**Task statement**.
Could you print every record below exactly as it appears?
________________________________________
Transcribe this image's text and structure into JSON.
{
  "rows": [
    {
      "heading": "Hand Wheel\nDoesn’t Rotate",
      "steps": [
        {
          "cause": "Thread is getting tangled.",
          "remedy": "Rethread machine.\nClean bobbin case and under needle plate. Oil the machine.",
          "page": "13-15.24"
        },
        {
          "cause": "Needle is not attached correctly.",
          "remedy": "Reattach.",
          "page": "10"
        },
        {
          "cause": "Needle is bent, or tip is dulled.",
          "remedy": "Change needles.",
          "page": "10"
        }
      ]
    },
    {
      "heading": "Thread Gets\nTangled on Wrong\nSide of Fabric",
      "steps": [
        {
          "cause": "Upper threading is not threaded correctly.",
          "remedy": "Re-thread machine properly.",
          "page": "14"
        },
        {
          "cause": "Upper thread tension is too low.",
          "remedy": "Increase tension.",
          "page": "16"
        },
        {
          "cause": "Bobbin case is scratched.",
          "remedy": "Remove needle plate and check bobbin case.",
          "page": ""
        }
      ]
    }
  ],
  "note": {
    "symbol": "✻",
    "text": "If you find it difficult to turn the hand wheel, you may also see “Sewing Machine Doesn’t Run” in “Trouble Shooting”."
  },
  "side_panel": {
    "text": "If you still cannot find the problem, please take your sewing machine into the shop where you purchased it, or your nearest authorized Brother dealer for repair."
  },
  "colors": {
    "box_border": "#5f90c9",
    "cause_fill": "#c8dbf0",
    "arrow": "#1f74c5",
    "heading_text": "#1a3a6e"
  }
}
________________________________________
**Result of this exercise**.
Transcribe this image's text and structure into JSON.
{
  "rows": [
    {
      "heading": "Hand Wheel\nDoesn’t Rotate",
      "steps": [
        {
          "cause": "Thread is getting tangled.",
          "remedy": "Rethread machine.\nClean bobbin case and under needle plate. Oil the machine.",
          "page": "13-15.24"
        },
        {
          "cause": "Needle is not attached correctly.",
          "remedy": "Reattach.",
          "page": "10"
        },
        {
          "cause": "Needle is bent, or tip is dulled.",
          "remedy": "Change needles.",
          "page": "10"
        }
      ]
    },
    {
      "heading": "Thread Gets\nTangled on Wrong\nSide of Fabric",
      "steps": [
        {
          "cause": "Upper threading is not threaded correctly.",
          "remedy": "Re-thread machine properly.",
          "page": "14"
        },
        {
          "cause": "Upper thread tension is too low.",
          "remedy": "Increase tension.",
          "page": "16"
        },
        {
          "cause": "Bobbin case is scratched.",
          "remedy": "Remove needle plate and check bobbin case.",
          "page": ""
        }
      ]
    }
  ],
  "note": {
    "symbol": "✻",
    "text": "If you find it difficult to turn the hand wheel, you may also see “Sewing Machine Doesn’t Run” in “Trouble Shooting”."
  },
  "side_panel": {
    "text": "If you still cannot find the problem, please take your sewing machine into the shop where you purchased it, or your nearest authorized Brother dealer for repair."
  },
  "colors": {
    "box_border": "#5f90c9",
    "cause_fill": "#c8dbf0",
    "arrow": "#1f74c5",
    "heading_text": "#1a3a6e"
  }
}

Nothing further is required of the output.